THE REQUEST:
Do not copy the pictures; transcribe all other material exactly.
*** PROVIDED DATA
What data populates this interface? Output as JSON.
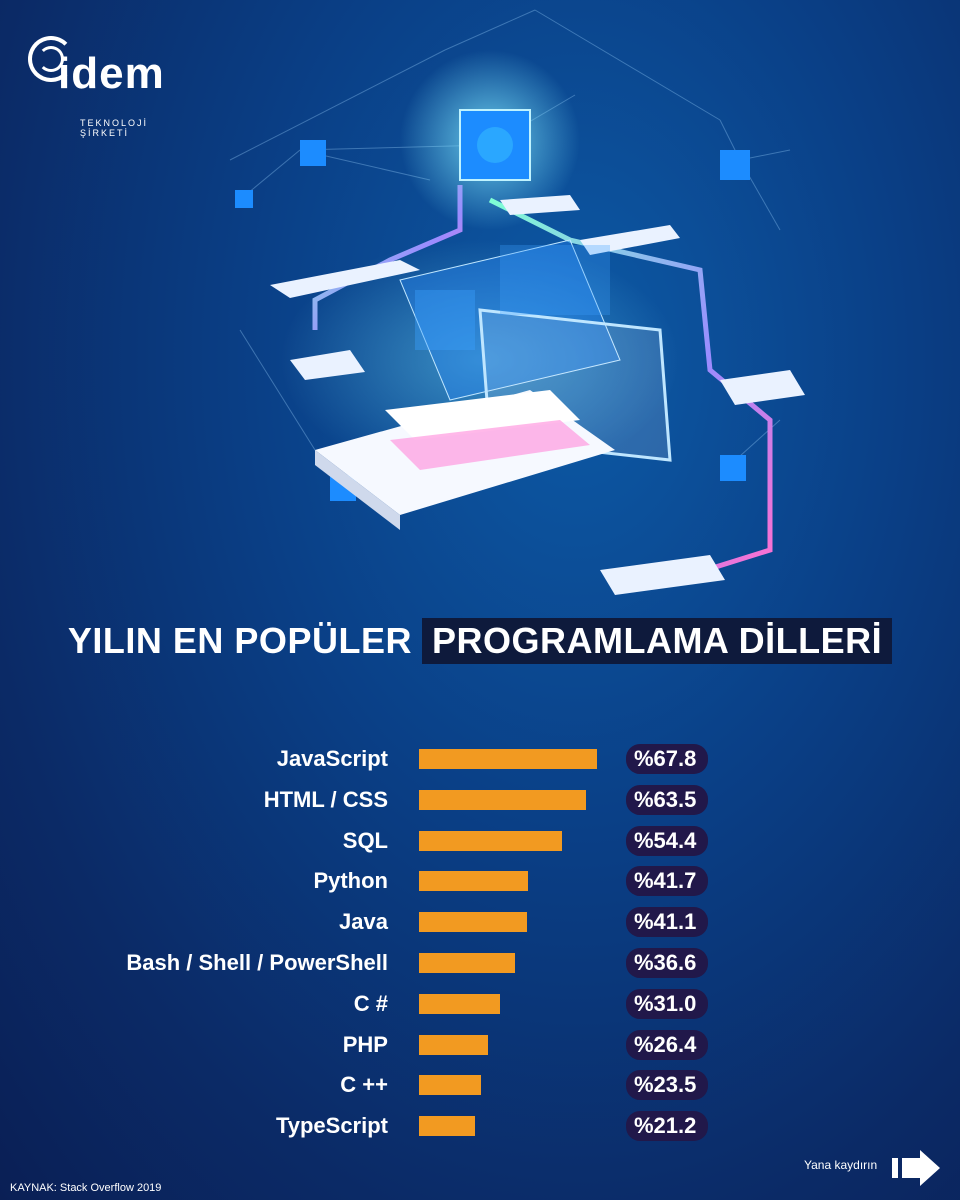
{
  "logo": {
    "brand": "idem",
    "tagline": "TEKNOLOJİ ŞİRKETİ"
  },
  "title": {
    "part1": "YILIN EN POPÜLER",
    "part2": "PROGRAMLAMA DİLLERİ"
  },
  "chart_data": {
    "type": "bar",
    "orientation": "horizontal",
    "categories": [
      "JavaScript",
      "HTML / CSS",
      "SQL",
      "Python",
      "Java",
      "Bash / Shell / PowerShell",
      "C #",
      "PHP",
      "C ++",
      "TypeScript"
    ],
    "values": [
      67.8,
      63.5,
      54.4,
      41.7,
      41.1,
      36.6,
      31.0,
      26.4,
      23.5,
      21.2
    ],
    "value_labels": [
      "%67.8",
      "%63.5",
      "%54.4",
      "%41.7",
      "%41.1",
      "%36.6",
      "%31.0",
      "%26.4",
      "%23.5",
      "%21.2"
    ],
    "xlim": [
      0,
      100
    ],
    "bar_color": "#f29a21",
    "grid": false
  },
  "source": "KAYNAK:  Stack Overflow 2019",
  "swipe_label": "Yana kaydırın",
  "icons": [
    "logo-icon",
    "arrow-right-icon"
  ],
  "colors": {
    "accent": "#f29a21",
    "value_bg": "#21184a",
    "background": "#0a3f86"
  }
}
******
TASK RESULT:
What data populates this interface? Output as JSON.
{
  "logo": {
    "brand": "idem",
    "tagline": "TEKNOLOJİ ŞİRKETİ"
  },
  "title": {
    "part1": "YILIN EN POPÜLER",
    "part2": "PROGRAMLAMA DİLLERİ"
  },
  "chart_data": {
    "type": "bar",
    "orientation": "horizontal",
    "categories": [
      "JavaScript",
      "HTML / CSS",
      "SQL",
      "Python",
      "Java",
      "Bash / Shell / PowerShell",
      "C #",
      "PHP",
      "C ++",
      "TypeScript"
    ],
    "values": [
      67.8,
      63.5,
      54.4,
      41.7,
      41.1,
      36.6,
      31.0,
      26.4,
      23.5,
      21.2
    ],
    "value_labels": [
      "%67.8",
      "%63.5",
      "%54.4",
      "%41.7",
      "%41.1",
      "%36.6",
      "%31.0",
      "%26.4",
      "%23.5",
      "%21.2"
    ],
    "xlim": [
      0,
      100
    ],
    "bar_color": "#f29a21",
    "grid": false
  },
  "source": "KAYNAK:  Stack Overflow 2019",
  "swipe_label": "Yana kaydırın",
  "icons": [
    "logo-icon",
    "arrow-right-icon"
  ],
  "colors": {
    "accent": "#f29a21",
    "value_bg": "#21184a",
    "background": "#0a3f86"
  }
}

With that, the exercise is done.